> _REQUIRED WORK_: Scan the data for lines with "What" and report the count by itself.

> _AVAILABLE RECORDS_:
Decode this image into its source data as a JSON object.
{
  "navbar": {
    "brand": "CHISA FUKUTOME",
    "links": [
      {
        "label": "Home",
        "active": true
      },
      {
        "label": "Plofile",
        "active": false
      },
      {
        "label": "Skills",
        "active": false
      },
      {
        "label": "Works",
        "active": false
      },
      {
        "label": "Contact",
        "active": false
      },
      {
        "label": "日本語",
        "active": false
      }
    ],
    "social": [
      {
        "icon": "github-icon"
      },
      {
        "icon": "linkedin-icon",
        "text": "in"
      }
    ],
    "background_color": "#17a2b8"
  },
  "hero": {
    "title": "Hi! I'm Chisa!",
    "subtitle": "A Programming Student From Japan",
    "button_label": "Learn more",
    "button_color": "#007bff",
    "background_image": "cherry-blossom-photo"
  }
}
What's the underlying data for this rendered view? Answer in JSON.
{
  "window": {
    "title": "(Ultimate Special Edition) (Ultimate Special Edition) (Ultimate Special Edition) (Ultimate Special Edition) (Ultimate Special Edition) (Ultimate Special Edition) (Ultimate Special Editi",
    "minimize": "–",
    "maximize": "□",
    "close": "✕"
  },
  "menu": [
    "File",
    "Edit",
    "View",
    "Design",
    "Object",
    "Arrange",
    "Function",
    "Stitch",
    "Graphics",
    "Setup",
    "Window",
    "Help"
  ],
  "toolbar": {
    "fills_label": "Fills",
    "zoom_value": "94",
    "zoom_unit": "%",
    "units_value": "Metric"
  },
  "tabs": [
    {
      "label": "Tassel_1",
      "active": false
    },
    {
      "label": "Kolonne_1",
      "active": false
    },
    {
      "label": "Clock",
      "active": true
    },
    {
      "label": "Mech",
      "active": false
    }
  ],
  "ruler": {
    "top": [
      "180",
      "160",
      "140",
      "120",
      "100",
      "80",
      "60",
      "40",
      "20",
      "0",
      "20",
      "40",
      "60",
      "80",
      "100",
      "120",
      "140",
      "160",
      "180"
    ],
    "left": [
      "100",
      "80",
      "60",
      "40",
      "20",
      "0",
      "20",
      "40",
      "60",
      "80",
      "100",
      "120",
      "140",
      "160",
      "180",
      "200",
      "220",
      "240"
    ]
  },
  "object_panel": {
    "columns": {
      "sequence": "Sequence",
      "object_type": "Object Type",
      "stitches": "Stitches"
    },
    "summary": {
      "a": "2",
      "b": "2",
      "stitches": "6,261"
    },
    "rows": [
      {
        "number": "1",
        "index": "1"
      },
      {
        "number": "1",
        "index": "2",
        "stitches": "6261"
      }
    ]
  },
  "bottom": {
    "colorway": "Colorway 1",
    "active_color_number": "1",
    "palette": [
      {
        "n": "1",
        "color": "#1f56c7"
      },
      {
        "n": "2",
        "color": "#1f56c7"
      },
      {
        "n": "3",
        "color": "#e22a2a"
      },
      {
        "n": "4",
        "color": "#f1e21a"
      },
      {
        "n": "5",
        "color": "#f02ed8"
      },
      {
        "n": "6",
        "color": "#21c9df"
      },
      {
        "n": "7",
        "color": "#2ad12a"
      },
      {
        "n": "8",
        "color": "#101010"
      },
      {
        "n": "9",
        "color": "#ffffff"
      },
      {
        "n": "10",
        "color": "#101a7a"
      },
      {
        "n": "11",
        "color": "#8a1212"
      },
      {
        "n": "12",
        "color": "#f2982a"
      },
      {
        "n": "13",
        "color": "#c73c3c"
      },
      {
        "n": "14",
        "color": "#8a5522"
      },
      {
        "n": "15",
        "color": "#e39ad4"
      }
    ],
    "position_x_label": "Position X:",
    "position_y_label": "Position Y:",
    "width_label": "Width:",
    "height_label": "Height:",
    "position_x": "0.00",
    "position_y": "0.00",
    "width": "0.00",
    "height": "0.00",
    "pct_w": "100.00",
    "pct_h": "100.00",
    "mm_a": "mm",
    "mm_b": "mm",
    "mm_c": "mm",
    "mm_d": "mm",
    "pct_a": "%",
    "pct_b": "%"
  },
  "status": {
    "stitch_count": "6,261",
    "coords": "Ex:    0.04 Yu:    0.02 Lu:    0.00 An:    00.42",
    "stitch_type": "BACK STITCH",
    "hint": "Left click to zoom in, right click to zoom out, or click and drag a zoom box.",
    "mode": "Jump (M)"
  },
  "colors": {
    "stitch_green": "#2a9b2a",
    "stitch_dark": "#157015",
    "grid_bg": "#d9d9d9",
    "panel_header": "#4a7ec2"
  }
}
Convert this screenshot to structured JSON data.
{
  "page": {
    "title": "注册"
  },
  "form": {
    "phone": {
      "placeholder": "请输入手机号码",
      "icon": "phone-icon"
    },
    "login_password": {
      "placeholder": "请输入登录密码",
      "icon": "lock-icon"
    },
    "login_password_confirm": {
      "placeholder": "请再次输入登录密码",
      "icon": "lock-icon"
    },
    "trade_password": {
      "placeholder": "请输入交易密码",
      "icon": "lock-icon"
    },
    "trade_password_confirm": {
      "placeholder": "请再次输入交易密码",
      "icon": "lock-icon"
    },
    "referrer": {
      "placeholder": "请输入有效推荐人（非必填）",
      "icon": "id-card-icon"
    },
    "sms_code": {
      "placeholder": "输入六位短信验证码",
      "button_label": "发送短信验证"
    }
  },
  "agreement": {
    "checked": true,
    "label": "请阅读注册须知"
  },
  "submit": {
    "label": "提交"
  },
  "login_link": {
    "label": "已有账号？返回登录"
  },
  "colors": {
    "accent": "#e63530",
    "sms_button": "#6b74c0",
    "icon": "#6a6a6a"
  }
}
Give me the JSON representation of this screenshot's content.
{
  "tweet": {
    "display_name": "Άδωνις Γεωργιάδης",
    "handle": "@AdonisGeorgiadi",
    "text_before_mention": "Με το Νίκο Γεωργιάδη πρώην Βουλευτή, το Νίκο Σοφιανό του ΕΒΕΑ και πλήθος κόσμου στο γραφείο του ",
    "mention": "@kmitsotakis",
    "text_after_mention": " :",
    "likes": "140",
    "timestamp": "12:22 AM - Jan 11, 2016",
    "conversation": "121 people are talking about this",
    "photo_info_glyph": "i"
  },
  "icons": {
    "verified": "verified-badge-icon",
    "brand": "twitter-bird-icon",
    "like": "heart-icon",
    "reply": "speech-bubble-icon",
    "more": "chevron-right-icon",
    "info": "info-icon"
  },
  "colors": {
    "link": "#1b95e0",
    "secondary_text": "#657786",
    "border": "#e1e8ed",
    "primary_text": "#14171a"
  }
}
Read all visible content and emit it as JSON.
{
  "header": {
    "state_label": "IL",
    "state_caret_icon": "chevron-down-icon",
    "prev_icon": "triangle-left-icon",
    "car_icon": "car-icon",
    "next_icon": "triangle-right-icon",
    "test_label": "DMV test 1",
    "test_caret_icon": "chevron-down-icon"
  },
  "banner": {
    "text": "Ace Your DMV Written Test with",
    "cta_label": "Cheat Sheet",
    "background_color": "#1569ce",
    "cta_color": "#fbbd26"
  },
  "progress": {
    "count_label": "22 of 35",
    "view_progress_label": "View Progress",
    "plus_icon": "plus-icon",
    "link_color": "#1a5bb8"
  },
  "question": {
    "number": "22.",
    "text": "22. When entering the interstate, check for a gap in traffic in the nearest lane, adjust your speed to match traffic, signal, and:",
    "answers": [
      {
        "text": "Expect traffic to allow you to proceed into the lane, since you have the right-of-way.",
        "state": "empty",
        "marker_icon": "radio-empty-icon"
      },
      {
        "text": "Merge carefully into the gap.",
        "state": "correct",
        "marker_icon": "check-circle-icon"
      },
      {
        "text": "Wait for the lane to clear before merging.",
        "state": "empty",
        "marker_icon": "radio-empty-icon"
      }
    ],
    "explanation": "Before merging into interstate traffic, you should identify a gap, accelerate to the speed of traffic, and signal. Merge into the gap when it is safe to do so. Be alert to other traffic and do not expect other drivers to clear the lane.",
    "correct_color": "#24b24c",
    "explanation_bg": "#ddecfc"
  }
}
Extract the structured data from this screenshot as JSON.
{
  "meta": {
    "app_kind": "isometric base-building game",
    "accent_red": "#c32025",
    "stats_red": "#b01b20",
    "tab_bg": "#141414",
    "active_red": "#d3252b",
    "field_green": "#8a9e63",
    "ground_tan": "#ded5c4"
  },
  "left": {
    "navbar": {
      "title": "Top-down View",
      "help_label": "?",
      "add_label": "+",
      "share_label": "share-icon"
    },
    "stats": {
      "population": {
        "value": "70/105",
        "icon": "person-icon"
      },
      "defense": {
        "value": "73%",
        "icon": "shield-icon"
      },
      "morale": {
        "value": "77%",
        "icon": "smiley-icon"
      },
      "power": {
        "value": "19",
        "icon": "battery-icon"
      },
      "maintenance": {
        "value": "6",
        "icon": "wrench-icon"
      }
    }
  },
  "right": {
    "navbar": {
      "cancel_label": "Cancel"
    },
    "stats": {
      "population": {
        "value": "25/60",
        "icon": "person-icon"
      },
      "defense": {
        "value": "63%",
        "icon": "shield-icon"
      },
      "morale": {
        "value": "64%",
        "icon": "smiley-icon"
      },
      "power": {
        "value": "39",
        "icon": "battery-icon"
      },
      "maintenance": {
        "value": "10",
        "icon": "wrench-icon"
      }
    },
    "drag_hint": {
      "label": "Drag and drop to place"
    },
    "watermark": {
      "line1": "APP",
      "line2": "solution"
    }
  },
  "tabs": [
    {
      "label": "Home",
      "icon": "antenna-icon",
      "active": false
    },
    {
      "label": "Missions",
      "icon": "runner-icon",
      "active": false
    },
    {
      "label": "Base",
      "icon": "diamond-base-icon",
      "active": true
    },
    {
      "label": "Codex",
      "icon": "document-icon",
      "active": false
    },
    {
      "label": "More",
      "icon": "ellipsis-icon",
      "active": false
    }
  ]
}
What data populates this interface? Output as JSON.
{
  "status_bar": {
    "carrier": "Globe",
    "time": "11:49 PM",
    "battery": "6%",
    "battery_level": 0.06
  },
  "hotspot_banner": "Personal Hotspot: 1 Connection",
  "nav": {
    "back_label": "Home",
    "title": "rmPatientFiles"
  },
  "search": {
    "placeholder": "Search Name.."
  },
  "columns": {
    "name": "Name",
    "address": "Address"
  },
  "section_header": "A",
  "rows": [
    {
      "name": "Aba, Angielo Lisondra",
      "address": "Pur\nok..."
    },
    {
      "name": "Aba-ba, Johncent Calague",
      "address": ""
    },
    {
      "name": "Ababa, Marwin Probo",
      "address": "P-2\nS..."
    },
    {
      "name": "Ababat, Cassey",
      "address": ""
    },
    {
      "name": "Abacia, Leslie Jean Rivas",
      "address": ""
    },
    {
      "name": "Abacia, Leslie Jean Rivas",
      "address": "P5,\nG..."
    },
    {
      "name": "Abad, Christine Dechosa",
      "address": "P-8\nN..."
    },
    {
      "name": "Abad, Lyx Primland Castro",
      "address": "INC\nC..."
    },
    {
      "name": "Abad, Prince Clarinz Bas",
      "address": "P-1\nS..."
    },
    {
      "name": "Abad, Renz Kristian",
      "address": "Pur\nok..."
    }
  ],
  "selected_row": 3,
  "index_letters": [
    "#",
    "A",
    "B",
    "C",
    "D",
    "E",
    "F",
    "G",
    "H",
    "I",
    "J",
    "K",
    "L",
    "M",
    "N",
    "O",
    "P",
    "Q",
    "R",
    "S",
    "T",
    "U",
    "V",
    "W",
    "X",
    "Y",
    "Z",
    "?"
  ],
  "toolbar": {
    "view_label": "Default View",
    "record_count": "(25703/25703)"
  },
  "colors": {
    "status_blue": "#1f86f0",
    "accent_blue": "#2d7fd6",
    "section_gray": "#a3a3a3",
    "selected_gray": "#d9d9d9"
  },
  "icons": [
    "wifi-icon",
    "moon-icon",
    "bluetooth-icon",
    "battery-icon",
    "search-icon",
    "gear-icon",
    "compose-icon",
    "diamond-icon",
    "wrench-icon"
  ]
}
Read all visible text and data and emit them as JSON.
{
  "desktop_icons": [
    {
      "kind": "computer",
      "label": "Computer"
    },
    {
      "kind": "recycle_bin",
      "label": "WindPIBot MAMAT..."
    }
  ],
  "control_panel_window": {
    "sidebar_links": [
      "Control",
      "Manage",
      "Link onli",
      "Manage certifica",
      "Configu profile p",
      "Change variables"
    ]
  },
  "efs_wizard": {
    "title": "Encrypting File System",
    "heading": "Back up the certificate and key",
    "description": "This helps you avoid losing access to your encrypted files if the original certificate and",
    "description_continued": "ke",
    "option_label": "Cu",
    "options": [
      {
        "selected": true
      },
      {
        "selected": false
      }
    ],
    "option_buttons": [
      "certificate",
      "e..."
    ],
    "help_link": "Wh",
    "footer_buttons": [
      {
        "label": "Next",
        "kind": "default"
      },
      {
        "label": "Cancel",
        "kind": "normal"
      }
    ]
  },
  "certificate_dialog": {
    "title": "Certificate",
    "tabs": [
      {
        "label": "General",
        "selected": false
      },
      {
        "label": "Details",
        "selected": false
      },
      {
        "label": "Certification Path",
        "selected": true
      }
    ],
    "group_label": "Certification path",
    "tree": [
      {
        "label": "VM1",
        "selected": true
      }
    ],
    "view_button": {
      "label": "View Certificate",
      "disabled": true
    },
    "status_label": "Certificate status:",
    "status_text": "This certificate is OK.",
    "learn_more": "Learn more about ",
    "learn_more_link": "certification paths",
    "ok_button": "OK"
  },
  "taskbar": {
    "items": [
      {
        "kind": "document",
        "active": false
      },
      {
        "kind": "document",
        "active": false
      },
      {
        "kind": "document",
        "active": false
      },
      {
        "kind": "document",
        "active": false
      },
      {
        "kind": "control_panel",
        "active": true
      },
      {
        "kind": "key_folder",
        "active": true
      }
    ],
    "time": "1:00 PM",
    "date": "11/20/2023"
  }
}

> _SOLUTION TO THIS PROBLEM_: 2